Go through the lines below and copy each one that holds the string "after".
**** Task input ****
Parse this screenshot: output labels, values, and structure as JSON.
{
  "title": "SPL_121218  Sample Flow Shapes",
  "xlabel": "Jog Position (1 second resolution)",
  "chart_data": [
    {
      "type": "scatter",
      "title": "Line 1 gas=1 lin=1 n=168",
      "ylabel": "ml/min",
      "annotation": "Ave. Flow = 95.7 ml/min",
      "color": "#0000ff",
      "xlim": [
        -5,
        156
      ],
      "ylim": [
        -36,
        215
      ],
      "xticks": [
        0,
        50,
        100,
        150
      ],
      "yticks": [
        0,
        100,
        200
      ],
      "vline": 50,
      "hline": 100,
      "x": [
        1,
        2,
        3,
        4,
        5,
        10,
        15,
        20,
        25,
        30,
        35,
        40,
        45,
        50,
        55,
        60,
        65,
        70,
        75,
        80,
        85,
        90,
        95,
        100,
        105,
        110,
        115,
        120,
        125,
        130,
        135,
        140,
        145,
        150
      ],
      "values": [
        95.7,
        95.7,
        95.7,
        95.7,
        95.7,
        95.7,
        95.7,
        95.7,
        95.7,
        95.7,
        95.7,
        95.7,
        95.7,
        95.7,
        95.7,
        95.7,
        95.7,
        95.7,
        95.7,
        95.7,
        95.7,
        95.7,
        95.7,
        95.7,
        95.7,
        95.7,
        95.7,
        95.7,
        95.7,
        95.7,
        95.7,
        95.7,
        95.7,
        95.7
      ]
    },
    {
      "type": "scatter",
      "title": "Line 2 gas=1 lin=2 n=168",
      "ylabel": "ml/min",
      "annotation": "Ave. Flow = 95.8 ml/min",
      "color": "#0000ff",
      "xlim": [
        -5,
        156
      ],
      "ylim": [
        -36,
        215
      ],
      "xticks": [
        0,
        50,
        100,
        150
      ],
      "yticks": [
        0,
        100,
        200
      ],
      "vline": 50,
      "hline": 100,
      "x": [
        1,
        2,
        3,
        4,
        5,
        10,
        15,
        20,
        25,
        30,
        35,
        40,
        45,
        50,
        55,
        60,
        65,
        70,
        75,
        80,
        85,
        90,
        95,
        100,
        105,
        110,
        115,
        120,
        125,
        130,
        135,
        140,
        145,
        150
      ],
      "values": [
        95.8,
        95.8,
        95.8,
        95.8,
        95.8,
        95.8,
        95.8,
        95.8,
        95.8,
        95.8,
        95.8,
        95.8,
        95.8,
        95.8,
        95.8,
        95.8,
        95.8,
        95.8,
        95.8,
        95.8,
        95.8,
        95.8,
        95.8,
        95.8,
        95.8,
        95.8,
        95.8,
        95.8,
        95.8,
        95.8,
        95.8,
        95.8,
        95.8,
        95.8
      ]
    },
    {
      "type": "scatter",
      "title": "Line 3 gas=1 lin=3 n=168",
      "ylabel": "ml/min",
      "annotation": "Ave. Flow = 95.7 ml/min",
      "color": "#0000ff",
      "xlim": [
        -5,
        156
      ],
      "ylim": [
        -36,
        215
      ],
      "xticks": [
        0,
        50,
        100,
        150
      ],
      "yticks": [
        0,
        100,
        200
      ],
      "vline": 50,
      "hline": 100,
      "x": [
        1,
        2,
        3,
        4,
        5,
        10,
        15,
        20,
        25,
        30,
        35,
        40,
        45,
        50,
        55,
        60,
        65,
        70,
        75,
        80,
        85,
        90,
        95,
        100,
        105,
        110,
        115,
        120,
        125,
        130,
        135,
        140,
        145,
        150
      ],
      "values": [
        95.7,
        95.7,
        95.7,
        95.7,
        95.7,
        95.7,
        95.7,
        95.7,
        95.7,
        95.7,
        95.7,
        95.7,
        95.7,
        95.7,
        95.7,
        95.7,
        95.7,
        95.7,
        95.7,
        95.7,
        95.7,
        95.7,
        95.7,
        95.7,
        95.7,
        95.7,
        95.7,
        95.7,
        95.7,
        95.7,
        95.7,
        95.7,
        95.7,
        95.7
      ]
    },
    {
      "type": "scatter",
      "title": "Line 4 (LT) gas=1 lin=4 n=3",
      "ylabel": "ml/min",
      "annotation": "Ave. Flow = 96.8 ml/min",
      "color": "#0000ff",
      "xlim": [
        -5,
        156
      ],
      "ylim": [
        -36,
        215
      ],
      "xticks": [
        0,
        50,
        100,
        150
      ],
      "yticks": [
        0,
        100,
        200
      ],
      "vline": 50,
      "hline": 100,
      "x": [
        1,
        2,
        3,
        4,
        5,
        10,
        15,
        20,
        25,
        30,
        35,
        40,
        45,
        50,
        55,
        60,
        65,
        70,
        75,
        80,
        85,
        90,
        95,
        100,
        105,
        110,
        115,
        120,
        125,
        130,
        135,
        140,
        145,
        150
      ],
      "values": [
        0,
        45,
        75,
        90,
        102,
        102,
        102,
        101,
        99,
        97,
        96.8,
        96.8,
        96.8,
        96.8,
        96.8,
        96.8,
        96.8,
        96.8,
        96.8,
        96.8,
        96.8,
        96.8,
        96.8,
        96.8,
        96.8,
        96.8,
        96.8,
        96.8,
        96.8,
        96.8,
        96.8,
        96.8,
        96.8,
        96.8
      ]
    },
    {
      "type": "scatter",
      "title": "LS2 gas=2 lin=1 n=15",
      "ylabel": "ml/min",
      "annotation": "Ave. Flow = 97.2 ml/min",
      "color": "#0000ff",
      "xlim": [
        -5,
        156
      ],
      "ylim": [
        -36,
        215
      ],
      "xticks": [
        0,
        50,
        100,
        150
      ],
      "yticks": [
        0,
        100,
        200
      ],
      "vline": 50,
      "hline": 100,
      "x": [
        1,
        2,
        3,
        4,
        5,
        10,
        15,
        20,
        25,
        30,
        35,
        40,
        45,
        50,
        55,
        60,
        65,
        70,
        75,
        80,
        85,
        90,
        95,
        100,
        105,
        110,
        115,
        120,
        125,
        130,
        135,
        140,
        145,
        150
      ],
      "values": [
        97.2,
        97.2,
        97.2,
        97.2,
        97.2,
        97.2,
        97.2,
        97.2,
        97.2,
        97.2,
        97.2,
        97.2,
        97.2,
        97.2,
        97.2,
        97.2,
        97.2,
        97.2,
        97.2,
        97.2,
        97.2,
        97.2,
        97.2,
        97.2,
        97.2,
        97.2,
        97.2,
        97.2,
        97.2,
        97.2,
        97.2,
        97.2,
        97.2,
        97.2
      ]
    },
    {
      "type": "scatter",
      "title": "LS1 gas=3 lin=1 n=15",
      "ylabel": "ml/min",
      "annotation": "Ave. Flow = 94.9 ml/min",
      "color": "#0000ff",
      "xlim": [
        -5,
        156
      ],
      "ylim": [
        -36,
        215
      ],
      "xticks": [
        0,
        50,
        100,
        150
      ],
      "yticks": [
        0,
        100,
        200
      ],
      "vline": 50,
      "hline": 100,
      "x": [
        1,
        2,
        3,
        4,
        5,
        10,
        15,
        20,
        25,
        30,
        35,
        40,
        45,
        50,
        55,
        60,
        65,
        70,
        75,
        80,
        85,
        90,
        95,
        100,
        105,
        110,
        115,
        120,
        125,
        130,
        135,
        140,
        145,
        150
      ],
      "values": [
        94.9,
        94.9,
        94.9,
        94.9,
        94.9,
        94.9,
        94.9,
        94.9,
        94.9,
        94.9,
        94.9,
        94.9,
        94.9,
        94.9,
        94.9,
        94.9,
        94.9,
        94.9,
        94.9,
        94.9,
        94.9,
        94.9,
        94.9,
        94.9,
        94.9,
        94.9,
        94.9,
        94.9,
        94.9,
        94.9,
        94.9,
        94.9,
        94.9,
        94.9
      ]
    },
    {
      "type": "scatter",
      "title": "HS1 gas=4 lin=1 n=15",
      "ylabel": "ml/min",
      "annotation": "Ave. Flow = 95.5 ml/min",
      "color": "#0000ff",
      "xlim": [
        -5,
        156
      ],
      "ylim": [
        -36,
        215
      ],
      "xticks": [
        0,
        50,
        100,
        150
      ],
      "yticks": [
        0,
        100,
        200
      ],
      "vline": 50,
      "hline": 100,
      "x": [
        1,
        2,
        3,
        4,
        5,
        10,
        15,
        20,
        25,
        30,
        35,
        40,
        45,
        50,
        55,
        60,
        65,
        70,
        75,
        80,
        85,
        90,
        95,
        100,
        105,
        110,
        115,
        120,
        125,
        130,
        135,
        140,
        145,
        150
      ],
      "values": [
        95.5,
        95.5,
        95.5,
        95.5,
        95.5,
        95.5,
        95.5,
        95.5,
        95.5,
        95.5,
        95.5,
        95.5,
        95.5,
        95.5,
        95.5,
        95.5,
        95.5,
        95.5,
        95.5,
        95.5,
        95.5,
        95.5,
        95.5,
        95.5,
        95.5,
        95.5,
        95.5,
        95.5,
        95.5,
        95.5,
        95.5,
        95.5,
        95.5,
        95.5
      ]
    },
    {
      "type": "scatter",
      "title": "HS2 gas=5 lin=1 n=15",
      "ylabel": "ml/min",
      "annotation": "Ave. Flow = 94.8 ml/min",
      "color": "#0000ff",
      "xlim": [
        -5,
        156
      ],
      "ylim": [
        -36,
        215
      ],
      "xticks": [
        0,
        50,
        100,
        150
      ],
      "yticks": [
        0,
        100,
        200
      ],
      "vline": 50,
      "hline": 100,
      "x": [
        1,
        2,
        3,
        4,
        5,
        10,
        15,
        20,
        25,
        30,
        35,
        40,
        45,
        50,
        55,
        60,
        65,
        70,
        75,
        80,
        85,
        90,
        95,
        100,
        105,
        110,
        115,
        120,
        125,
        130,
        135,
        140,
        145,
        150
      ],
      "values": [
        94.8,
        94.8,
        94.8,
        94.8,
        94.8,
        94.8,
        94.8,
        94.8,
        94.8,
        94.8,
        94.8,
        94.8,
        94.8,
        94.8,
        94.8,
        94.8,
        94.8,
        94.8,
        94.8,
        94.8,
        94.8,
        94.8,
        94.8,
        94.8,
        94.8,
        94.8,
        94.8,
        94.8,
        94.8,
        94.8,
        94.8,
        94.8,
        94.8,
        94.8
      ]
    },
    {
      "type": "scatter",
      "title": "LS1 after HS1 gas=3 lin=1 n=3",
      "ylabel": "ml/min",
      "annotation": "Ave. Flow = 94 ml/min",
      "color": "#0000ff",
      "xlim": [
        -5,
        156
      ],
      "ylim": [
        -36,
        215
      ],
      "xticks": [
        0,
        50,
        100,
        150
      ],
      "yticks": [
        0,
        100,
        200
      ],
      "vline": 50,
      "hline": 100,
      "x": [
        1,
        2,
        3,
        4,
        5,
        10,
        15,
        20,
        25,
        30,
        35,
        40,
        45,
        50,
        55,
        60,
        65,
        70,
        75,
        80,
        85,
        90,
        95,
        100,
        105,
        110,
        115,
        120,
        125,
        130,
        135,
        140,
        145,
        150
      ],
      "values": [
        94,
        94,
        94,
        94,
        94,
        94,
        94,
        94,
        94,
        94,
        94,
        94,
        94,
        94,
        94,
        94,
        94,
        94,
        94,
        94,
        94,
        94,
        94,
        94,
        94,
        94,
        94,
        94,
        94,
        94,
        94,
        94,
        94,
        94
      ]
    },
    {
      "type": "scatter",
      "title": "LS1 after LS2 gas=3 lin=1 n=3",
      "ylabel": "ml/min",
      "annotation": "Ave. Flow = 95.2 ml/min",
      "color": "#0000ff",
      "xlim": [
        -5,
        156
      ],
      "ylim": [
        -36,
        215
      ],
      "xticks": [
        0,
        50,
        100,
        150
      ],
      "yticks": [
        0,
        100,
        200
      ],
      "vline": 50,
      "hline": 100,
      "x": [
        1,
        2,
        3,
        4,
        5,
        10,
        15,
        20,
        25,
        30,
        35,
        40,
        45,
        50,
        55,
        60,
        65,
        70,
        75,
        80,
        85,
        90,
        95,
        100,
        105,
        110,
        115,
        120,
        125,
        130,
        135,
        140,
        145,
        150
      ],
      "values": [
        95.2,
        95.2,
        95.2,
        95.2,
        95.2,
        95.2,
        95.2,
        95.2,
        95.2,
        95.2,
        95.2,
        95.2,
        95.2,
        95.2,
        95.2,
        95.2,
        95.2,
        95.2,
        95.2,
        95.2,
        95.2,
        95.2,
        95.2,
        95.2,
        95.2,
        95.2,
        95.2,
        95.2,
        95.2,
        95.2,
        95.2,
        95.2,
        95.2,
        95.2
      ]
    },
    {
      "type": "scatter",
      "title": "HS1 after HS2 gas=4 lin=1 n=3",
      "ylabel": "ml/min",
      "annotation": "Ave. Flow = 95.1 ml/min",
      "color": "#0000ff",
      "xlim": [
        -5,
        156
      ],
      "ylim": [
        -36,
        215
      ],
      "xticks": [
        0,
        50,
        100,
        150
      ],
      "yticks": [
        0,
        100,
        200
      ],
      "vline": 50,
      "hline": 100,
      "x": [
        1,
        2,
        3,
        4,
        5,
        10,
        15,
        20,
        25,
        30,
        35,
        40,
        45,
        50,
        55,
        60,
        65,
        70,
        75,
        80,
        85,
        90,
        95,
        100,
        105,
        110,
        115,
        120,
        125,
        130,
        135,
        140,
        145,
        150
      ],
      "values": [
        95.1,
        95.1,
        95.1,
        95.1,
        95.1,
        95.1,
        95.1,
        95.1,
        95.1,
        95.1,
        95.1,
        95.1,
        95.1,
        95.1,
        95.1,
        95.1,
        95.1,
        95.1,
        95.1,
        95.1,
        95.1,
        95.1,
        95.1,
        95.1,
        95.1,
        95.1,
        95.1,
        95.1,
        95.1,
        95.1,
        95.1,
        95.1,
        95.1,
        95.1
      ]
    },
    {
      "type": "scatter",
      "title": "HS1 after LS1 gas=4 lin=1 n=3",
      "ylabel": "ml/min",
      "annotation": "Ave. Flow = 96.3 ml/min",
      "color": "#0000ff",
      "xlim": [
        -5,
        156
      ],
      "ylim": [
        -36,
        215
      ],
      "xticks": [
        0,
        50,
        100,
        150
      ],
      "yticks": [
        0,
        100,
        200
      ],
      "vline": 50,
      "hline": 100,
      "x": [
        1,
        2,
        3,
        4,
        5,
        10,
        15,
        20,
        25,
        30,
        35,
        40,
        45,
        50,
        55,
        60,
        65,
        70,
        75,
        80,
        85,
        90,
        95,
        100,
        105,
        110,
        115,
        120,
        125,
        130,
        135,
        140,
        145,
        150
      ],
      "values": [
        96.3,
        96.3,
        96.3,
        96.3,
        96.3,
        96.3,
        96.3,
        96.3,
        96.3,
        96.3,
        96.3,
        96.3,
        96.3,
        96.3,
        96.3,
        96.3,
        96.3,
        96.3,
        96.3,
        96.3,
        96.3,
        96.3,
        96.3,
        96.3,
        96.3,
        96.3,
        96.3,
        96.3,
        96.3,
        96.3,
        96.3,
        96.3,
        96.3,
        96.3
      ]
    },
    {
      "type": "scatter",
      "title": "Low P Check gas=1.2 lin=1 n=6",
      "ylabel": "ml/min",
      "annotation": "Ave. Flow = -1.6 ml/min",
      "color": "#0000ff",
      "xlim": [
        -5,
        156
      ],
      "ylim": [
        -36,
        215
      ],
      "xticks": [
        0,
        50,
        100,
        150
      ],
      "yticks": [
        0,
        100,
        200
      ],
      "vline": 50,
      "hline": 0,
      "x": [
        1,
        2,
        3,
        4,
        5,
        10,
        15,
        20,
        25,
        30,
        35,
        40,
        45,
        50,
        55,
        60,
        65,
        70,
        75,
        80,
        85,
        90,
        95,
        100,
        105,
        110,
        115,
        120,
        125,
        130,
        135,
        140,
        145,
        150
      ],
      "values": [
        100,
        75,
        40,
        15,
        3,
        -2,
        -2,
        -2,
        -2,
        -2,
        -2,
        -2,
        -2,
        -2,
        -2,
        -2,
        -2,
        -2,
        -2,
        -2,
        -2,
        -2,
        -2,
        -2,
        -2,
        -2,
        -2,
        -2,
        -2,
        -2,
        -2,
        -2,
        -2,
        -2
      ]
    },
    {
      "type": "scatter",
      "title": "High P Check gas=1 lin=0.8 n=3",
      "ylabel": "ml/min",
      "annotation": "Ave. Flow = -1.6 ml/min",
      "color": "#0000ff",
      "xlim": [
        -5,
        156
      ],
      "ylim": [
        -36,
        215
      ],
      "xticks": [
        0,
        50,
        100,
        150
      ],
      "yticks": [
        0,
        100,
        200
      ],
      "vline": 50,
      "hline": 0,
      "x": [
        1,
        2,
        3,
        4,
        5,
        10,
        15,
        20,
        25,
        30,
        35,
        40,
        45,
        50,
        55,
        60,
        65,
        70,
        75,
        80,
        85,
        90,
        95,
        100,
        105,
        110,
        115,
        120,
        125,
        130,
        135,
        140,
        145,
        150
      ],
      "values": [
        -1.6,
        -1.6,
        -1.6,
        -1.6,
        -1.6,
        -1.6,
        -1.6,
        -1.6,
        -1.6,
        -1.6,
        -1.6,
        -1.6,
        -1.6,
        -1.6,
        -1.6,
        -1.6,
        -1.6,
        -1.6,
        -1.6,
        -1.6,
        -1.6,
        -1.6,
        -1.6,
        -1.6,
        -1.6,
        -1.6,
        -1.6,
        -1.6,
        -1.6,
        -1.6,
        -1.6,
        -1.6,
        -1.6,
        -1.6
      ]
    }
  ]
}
****
Written response:
      "title": "LS1 after HS1 gas=3 lin=1 n=3",
      "title": "LS1 after LS2 gas=3 lin=1 n=3",
      "title": "HS1 after HS2 gas=4 lin=1 n=3",
      "title": "HS1 after LS1 gas=4 lin=1 n=3",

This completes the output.